WHAT IS ASKED
Spot every line with the word "JSON" and return it.

MATERIALS PROVIDED
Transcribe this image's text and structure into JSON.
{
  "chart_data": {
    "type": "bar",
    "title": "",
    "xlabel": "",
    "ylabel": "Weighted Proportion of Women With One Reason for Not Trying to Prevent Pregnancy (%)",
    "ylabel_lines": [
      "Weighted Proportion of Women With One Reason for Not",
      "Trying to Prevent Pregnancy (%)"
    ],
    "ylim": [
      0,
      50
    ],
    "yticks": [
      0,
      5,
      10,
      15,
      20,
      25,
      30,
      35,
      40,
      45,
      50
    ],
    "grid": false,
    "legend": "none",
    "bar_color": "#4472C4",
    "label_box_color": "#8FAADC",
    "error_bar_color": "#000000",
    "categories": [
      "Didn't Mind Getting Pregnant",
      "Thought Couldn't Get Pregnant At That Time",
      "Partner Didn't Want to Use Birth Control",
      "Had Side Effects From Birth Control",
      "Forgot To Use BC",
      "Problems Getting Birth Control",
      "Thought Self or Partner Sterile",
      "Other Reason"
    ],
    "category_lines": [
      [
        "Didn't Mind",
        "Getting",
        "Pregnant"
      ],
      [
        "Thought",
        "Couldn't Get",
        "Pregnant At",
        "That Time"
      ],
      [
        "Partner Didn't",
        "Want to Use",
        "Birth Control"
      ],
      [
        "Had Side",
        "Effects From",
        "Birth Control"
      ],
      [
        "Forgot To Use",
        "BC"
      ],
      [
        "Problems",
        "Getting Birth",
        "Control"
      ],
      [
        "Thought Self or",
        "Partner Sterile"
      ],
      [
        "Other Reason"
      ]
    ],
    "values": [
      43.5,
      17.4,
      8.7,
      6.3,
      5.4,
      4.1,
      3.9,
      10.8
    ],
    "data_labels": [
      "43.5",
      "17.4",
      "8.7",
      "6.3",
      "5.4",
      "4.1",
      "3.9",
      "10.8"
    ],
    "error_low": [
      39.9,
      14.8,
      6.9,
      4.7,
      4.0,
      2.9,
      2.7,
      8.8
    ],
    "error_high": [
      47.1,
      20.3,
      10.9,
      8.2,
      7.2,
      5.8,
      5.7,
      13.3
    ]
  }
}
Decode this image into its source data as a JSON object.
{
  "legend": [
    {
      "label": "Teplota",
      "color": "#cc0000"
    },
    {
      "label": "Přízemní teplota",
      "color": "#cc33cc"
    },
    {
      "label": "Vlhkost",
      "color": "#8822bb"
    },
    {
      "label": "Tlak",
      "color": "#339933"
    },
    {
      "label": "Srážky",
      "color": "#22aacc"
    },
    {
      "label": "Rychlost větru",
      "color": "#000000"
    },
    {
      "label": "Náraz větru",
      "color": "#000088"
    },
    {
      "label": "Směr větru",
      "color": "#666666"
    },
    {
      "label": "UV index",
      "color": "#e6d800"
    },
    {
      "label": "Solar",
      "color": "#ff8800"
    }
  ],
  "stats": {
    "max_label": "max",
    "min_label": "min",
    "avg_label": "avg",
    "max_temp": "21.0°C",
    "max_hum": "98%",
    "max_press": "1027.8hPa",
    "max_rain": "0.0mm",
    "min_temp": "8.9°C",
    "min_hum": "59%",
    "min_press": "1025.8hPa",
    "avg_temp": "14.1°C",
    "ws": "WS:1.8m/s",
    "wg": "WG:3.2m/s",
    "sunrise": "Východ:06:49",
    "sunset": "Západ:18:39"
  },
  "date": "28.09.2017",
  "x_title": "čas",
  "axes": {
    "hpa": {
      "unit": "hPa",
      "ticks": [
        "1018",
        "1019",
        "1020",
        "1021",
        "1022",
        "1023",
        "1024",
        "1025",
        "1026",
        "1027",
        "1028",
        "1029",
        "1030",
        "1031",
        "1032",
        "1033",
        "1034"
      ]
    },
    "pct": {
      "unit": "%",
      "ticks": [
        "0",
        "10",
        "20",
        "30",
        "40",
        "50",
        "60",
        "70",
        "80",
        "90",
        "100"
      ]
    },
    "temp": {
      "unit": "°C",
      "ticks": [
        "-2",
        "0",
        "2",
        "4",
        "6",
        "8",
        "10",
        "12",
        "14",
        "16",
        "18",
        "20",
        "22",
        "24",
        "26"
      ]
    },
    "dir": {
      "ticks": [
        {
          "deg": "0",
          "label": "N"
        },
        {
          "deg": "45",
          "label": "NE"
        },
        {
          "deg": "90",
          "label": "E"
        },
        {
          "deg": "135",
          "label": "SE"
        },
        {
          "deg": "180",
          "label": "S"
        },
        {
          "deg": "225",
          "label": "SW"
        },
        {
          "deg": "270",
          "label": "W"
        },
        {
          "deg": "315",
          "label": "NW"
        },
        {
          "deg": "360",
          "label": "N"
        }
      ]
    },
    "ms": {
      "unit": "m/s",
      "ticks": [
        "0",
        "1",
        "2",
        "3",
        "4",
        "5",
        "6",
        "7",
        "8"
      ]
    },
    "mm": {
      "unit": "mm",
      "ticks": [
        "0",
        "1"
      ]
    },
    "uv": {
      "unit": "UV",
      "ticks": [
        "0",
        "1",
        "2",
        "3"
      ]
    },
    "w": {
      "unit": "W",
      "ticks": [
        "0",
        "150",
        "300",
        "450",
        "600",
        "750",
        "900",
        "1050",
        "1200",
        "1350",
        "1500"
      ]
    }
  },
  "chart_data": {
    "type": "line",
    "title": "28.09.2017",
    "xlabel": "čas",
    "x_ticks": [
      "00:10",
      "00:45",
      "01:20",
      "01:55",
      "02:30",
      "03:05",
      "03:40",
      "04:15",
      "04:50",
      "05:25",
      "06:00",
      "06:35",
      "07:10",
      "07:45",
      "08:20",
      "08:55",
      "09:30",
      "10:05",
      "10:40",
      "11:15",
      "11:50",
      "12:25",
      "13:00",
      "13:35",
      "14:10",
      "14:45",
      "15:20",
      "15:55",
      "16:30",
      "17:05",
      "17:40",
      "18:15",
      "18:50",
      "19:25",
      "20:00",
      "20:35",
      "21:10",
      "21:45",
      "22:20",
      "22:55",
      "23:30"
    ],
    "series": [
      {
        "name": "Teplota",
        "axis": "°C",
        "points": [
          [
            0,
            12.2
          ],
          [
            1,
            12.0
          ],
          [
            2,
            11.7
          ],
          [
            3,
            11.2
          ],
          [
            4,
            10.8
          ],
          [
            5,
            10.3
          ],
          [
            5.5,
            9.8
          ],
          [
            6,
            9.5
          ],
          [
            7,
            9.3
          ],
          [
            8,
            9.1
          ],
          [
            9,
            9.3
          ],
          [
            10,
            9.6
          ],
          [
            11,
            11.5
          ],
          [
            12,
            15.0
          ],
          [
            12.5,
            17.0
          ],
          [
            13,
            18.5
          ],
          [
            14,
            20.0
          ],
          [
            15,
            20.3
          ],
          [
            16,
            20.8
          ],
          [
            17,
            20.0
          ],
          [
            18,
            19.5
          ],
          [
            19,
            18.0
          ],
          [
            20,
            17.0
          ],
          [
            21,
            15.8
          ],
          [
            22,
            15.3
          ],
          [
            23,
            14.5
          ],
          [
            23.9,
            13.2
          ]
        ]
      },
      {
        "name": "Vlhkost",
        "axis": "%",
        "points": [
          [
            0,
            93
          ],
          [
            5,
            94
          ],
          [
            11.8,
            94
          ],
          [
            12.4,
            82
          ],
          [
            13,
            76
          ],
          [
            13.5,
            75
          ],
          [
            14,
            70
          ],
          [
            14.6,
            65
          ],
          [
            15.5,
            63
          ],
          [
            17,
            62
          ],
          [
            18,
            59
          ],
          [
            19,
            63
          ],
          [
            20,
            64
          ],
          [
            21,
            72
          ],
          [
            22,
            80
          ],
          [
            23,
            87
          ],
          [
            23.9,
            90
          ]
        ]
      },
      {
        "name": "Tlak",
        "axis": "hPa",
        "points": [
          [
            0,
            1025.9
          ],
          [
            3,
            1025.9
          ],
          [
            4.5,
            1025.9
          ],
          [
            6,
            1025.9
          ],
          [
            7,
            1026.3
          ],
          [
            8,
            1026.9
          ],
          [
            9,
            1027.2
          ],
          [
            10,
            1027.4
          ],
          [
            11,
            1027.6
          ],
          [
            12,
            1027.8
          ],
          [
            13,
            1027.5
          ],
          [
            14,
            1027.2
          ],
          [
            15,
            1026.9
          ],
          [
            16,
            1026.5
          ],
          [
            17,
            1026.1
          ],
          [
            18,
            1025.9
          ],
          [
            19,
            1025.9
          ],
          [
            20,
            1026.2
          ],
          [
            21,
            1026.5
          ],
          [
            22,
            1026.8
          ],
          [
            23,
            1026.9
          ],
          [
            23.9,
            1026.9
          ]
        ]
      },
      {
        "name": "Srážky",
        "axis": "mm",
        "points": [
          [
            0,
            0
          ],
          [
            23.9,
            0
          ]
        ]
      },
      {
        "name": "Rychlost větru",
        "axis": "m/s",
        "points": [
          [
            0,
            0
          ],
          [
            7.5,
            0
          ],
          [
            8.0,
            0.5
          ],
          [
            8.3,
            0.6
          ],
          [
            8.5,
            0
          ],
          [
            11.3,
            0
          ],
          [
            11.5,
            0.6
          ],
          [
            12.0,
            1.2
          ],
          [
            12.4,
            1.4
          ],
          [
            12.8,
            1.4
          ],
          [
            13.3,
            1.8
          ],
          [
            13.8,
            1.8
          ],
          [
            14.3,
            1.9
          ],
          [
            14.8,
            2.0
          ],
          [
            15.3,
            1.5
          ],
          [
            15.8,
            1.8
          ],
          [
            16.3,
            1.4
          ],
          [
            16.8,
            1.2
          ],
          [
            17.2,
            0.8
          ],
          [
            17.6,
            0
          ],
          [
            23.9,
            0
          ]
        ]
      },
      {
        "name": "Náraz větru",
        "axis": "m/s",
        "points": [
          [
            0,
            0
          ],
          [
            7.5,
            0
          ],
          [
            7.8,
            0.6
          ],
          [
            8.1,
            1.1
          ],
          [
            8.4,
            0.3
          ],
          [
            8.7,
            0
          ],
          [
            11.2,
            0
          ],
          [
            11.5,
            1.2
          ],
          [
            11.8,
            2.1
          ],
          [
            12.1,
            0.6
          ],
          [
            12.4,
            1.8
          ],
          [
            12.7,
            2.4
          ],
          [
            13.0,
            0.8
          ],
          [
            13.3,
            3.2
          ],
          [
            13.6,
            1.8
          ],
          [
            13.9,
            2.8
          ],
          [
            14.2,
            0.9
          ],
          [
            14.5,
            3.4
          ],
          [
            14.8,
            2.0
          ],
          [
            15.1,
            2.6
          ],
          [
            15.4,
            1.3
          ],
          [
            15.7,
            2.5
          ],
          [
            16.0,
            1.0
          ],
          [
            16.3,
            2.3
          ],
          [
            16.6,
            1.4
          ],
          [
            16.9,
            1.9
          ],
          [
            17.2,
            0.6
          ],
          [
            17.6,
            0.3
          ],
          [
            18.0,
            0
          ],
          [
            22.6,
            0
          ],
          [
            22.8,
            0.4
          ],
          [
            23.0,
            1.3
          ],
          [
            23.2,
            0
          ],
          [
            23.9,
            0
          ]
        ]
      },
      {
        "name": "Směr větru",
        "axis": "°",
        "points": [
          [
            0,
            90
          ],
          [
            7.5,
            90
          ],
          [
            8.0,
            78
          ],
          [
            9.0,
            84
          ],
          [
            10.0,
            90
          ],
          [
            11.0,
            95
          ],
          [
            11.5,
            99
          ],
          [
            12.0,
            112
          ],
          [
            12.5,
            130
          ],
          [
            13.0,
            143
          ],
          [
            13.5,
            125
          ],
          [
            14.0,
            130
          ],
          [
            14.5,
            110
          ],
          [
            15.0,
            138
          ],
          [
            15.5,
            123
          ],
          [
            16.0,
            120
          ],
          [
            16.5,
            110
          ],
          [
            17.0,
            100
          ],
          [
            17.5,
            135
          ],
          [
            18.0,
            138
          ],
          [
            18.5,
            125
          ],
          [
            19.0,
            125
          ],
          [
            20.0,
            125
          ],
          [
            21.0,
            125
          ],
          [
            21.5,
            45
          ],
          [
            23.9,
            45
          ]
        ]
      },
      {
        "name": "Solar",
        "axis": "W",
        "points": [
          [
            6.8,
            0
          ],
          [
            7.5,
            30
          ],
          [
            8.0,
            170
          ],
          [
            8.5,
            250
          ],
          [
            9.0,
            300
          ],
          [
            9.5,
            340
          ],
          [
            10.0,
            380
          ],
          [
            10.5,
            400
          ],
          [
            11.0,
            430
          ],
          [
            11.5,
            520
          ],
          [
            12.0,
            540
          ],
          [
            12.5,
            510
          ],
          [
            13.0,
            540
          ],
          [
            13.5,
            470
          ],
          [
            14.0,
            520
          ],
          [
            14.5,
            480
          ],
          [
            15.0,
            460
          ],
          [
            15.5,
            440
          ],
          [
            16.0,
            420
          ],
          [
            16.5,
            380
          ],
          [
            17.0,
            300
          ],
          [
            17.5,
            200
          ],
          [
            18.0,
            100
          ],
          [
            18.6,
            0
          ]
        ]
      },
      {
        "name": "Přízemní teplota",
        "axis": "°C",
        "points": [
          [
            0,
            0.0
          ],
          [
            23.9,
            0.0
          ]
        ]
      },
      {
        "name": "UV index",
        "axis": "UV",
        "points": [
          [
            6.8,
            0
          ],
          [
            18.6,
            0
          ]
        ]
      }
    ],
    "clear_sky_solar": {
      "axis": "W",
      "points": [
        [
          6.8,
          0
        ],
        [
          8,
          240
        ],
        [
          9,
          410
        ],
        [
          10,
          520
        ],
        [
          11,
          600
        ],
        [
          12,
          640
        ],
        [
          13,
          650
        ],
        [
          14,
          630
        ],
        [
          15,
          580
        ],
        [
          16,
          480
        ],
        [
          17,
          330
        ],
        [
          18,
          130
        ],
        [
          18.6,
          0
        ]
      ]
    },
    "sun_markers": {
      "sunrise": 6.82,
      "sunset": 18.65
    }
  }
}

EXERCISE ANSWER
Transcribe this image's text and structure into JSON.
Decode this image into its source data as a JSON object.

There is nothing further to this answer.